───── Data to process

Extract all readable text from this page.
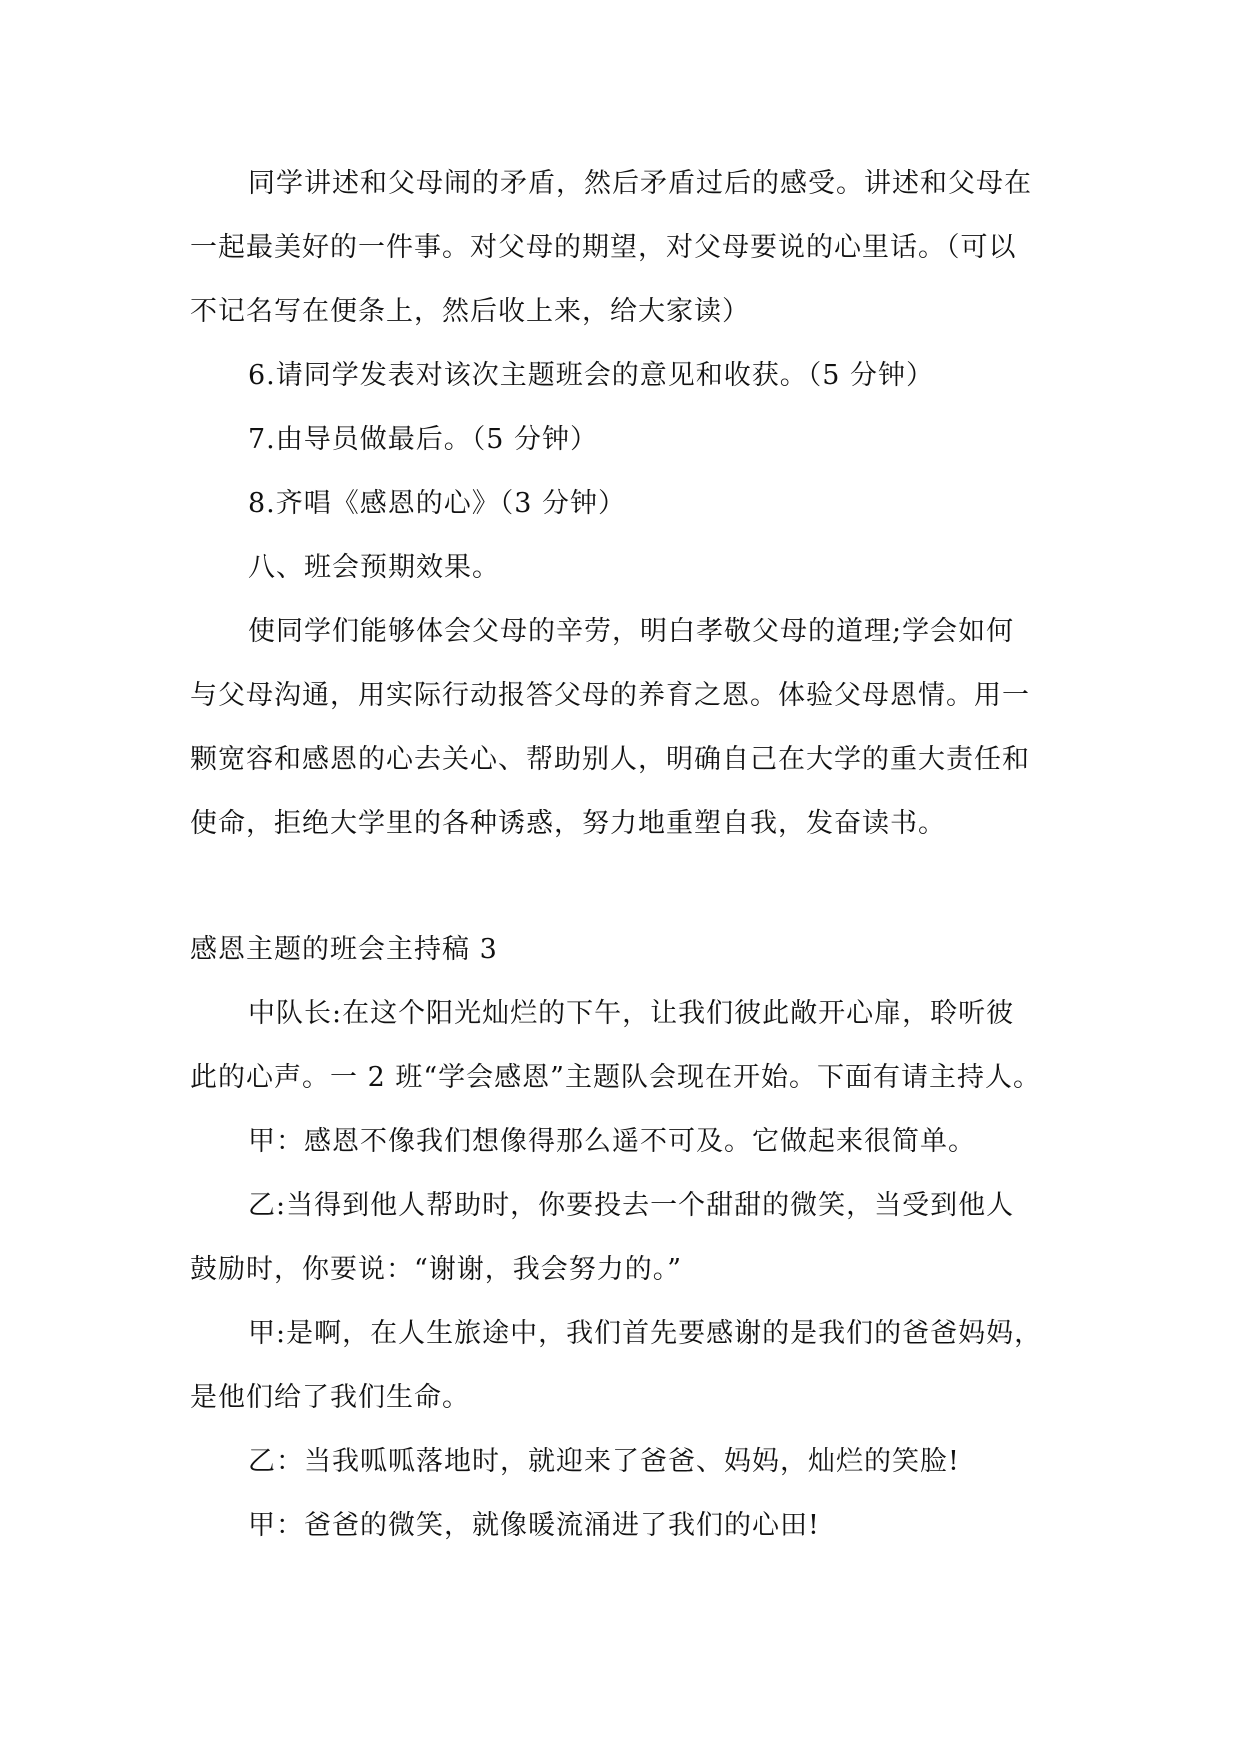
同学讲述和父母闹的矛盾，然后矛盾过后的感受。讲述和父母在
一起最美好的一件事。对父母的期望，对父母要说的心里话。（可以
不记名写在便条上，然后收上来，给大家读）
6.请同学发表对该次主题班会的意见和收获。（5 分钟）
7.由导员做最后。（5 分钟）
8.齐唱《感恩的心》（3 分钟）
八、班会预期效果。
使同学们能够体会父母的辛劳，明白孝敬父母的道理;学会如何
与父母沟通，用实际行动报答父母的养育之恩。体验父母恩情。用一
颗宽容和感恩的心去关心、帮助别人，明确自己在大学的重大责任和
使命，拒绝大学里的各种诱惑，努力地重塑自我，发奋读书。
感恩主题的班会主持稿 3
中队长:在这个阳光灿烂的下午，让我们彼此敞开心扉，聆听彼
此的心声。一 2 班“学会感恩”主题队会现在开始。下面有请主持人。
甲：感恩不像我们想像得那么遥不可及。它做起来很简单。
乙:当得到他人帮助时，你要投去一个甜甜的微笑，当受到他人
鼓励时，你要说：“谢谢，我会努力的。”
甲:是啊，在人生旅途中，我们首先要感谢的是我们的爸爸妈妈，
是他们给了我们生命。
乙：当我呱呱落地时，就迎来了爸爸、妈妈，灿烂的笑脸!
甲：爸爸的微笑，就像暖流涌进了我们的心田!
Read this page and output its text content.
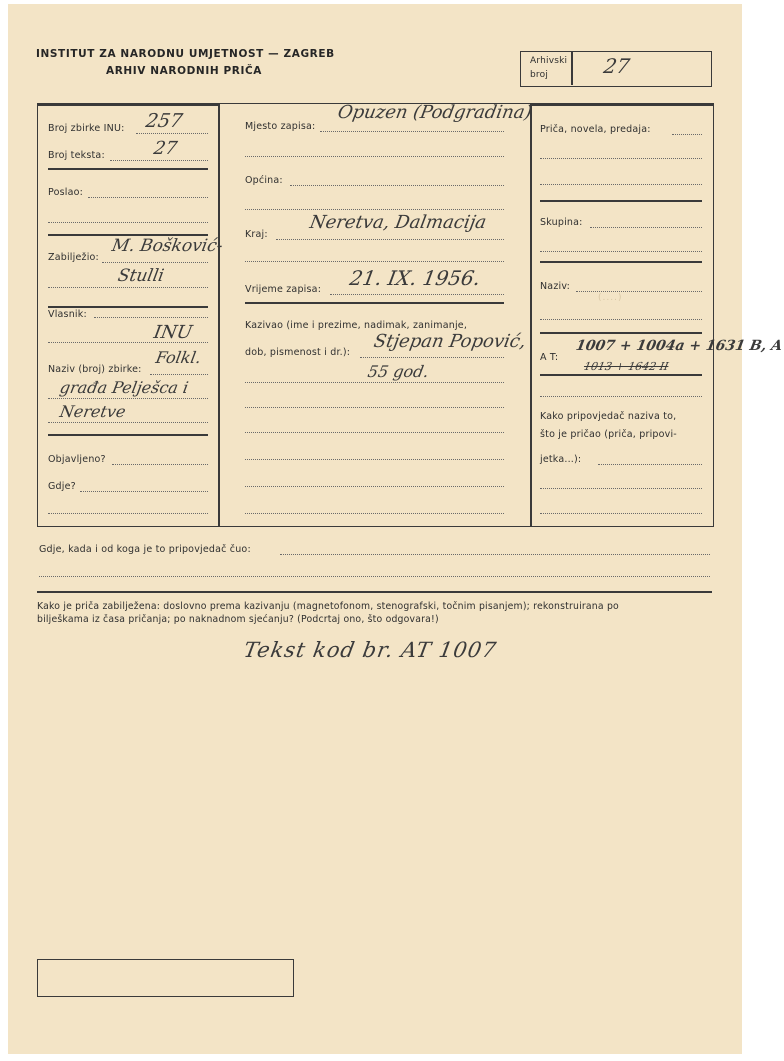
INSTITUT ZA NARODNU UMJETNOST — ZAGREB
ARHIV NARODNIH PRIČA
Arhivski
broj	27
Broj zbirke INU: 257
Broj teksta:	27
Poslao:
Zabilježio:
M. Bošković-
Stulli
Vlasnik:
INU
Naziv (broj) zbirke:
Folkl.
građa Pelješca i
Neretve
Objavljeno?
Gdje?
Mjesto zapisa:
Opuzen (Podgradina)
Općina:
Kraj:
Neretva, Dalmacija
Vrijeme zapisa: 21. IX. 1956.
Kazivao (ime i prezime, nadimak, zanimanje,
dob, pismenost i dr.):
Stjepan Popović,
55 god.
Priča, novela, predaja:
Skupina:
Naziv:
(....)
A T:
1007 + 1004a + 1631 B, A
1013 + 1642 II
Kako pripovjedač naziva to,
što je pričao (priča, pripovi-
jetka...):
Gdje, kada i od koga je to pripovjedač čuo:
Kako je priča zabilježena: doslovno prema kazivanju (magnetofonom, stenografski, točnim pisanjem); rekonstruirana po
bilješkama iz časa pričanja; po naknadnom sjećanju? (Podcrtaj ono, što odgovara!)
Tekst kod br. AT 1007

──────────

**Set task**
Everything from the line containing "Read this page and output its text content." to the last line of the listing above must be reproduced exactly, with no pictures included.

**Solution to the exercise**
Read this page and output its text content.
INSTITUT ZA NARODNU UMJETNOST — ZAGREB
ARHIV NARODNIH PRIČA
Arhivski
broj	27
Broj zbirke INU: 257
Broj teksta:	27
Poslao:
Zabilježio:
M. Bošković-
Stulli
Vlasnik:
INU
Naziv (broj) zbirke:
Folkl.
građa Pelješca i
Neretve
Objavljeno?
Gdje?
Mjesto zapisa:
Opuzen (Podgradina)
Općina:
Kraj:
Neretva, Dalmacija
Vrijeme zapisa: 21. IX. 1956.
Kazivao (ime i prezime, nadimak, zanimanje,
dob, pismenost i dr.):
Stjepan Popović,
55 god.
Priča, novela, predaja:
Skupina:
Naziv:
(....)
A T:
1007 + 1004a + 1631 B, A
1013 + 1642 II
Kako pripovjedač naziva to,
što je pričao (priča, pripovi-
jetka...):
Gdje, kada i od koga je to pripovjedač čuo:
Kako je priča zabilježena: doslovno prema kazivanju (magnetofonom, stenografski, točnim pisanjem); rekonstruirana po
bilješkama iz časa pričanja; po naknadnom sjećanju? (Podcrtaj ono, što odgovara!)
Tekst kod br. AT 1007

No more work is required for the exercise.